Given instruction: Pick every line with "black" from the material below.

[Collected data entries]
>>
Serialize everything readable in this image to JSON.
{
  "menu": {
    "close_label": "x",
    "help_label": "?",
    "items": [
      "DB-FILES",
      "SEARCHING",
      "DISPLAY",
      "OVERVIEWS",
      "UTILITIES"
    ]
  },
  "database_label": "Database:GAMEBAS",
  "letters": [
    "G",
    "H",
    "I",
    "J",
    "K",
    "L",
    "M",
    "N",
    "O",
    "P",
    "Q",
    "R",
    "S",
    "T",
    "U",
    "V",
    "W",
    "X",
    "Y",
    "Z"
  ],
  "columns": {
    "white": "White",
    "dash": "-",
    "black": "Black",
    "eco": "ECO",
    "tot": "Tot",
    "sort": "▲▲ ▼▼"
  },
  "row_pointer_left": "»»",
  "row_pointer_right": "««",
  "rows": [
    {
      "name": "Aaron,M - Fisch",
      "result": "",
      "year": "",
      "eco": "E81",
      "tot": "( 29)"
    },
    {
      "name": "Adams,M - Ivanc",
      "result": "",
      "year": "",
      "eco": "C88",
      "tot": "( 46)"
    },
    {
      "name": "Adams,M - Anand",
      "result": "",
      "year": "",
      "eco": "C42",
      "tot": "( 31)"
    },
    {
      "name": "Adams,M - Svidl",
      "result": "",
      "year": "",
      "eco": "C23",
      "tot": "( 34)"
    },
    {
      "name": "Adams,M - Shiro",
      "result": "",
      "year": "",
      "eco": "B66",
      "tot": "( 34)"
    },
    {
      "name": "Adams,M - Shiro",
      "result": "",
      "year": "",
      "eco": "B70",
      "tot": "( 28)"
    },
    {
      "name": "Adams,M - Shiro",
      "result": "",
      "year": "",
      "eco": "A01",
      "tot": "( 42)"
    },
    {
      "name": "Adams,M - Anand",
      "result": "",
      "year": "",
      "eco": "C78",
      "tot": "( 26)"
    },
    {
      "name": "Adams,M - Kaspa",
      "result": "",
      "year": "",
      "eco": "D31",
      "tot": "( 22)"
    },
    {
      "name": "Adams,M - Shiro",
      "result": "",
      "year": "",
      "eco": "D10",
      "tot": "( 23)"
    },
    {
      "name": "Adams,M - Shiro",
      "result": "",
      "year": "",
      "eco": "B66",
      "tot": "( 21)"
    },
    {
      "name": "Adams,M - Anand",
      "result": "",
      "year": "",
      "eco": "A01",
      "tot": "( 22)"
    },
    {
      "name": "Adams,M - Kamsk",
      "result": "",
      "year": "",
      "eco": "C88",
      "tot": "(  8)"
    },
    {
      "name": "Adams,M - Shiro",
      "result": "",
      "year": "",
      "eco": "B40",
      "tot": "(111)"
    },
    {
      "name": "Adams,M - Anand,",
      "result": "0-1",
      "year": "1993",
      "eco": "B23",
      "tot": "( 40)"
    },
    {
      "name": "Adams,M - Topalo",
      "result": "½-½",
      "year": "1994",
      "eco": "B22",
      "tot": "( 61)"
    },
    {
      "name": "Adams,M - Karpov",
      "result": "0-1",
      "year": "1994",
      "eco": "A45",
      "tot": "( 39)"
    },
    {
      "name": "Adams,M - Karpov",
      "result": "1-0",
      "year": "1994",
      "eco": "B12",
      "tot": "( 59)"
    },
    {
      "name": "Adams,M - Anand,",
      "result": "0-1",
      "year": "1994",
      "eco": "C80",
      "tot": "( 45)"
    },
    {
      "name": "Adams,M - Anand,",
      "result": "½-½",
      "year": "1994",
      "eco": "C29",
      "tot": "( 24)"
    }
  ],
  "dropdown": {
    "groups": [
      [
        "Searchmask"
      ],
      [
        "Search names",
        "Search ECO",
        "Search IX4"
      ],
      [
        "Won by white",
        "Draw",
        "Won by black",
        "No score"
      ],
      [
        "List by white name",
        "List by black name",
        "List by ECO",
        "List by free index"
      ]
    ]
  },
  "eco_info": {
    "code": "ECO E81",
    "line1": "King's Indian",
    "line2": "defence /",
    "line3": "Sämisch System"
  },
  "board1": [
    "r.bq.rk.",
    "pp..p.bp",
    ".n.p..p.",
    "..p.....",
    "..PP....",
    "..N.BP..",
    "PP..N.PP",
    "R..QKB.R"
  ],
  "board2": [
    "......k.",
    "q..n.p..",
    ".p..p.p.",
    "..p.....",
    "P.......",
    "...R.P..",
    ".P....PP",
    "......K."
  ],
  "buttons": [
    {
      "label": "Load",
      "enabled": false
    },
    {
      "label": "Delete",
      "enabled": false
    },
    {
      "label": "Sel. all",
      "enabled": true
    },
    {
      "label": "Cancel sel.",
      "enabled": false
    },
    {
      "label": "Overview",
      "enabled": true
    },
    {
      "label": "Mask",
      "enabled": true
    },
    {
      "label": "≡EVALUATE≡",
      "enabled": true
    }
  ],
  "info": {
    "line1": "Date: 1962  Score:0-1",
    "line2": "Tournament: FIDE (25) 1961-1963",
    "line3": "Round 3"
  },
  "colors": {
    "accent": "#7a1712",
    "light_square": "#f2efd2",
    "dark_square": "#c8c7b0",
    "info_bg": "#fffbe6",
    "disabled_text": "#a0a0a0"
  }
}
<<
Exercise solution:
    "black": "Black",
        "Won by black",
        "List by black name",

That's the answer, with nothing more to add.